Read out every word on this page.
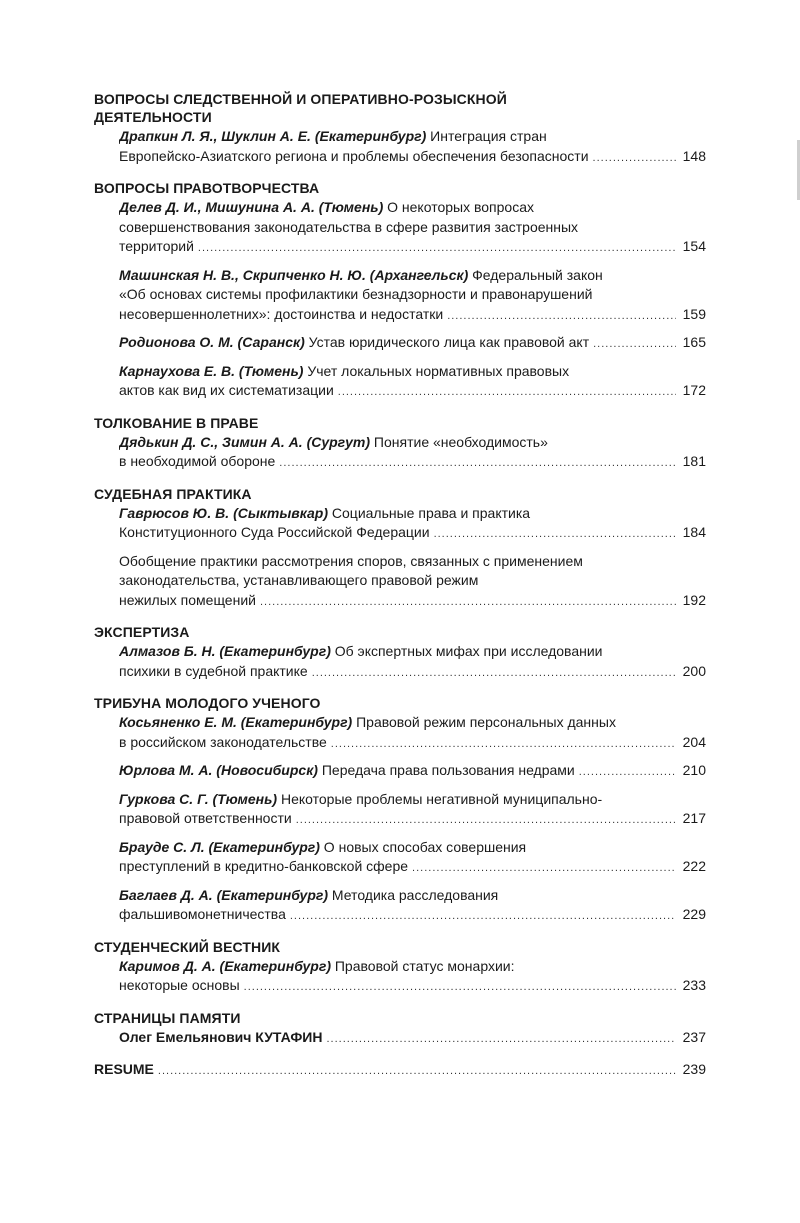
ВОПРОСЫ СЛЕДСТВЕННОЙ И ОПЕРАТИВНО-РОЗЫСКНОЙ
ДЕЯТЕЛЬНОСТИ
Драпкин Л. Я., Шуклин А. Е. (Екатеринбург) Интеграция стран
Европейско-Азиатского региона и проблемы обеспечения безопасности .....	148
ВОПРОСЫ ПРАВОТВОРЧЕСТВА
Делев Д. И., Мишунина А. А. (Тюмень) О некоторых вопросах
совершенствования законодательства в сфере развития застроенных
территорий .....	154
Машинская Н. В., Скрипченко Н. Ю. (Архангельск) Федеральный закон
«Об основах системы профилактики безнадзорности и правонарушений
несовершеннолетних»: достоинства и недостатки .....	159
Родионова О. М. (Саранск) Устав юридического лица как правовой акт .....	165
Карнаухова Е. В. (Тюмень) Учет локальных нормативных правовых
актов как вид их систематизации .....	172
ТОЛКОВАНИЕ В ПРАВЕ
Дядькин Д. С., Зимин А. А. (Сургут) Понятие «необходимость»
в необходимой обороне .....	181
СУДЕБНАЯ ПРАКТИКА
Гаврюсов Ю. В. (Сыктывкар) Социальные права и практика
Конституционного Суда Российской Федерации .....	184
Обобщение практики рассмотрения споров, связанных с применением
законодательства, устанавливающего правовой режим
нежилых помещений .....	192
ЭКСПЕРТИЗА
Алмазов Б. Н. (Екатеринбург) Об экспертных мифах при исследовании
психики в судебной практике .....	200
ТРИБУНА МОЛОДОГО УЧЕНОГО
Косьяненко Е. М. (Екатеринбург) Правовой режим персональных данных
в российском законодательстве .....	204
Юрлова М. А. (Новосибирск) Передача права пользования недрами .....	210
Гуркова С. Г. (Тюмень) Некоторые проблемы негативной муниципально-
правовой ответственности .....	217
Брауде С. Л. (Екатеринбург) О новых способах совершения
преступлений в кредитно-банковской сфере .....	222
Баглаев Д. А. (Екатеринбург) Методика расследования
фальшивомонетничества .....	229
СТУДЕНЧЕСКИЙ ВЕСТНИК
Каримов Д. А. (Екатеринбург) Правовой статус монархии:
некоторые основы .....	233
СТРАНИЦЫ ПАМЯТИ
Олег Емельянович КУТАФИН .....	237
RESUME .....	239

*****

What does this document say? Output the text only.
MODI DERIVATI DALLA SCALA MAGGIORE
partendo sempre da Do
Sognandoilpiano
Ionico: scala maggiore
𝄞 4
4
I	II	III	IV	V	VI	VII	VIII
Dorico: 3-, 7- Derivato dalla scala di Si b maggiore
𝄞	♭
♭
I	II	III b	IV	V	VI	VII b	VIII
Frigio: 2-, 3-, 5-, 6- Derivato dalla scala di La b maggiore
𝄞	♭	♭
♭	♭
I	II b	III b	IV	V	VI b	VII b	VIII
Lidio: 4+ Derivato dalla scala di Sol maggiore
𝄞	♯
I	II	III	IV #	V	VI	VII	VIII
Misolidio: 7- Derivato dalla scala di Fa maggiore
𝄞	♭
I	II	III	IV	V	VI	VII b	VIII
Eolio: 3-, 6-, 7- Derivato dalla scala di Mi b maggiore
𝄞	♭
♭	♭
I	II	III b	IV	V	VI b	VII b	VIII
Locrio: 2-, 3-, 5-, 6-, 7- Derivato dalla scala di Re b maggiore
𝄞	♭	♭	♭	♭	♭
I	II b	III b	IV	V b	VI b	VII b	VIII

*****

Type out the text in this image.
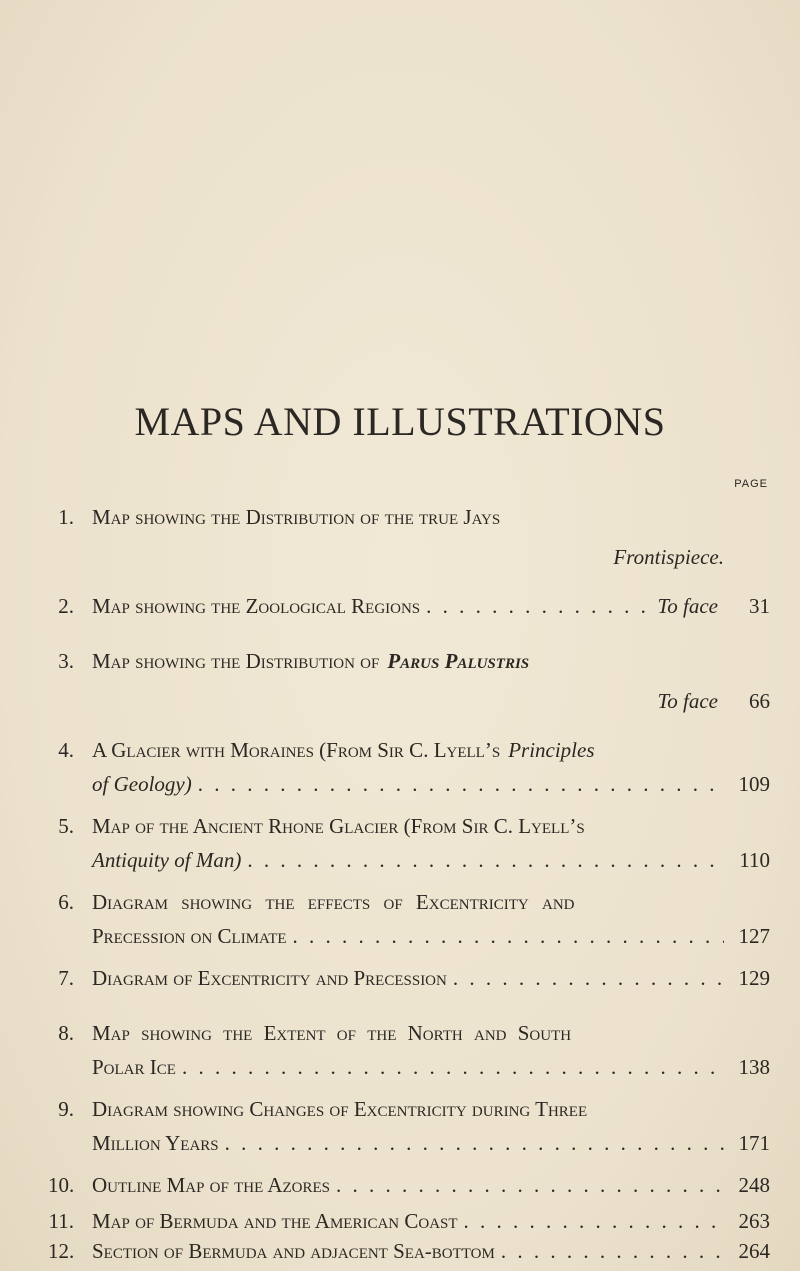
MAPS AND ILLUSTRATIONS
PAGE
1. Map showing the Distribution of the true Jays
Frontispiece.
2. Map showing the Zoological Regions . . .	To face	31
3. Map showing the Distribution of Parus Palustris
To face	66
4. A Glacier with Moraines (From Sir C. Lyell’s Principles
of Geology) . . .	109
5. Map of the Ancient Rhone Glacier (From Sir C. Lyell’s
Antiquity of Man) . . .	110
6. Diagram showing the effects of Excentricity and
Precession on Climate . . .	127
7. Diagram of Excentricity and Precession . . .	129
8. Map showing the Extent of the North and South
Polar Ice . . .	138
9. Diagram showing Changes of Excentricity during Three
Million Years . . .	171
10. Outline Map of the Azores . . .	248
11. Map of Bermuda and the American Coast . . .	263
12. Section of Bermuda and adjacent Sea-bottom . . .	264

*****

● **Instruction**
In the entries above, how many lines hold the word "text"? State the number and nothing else.

● **Solution below**
2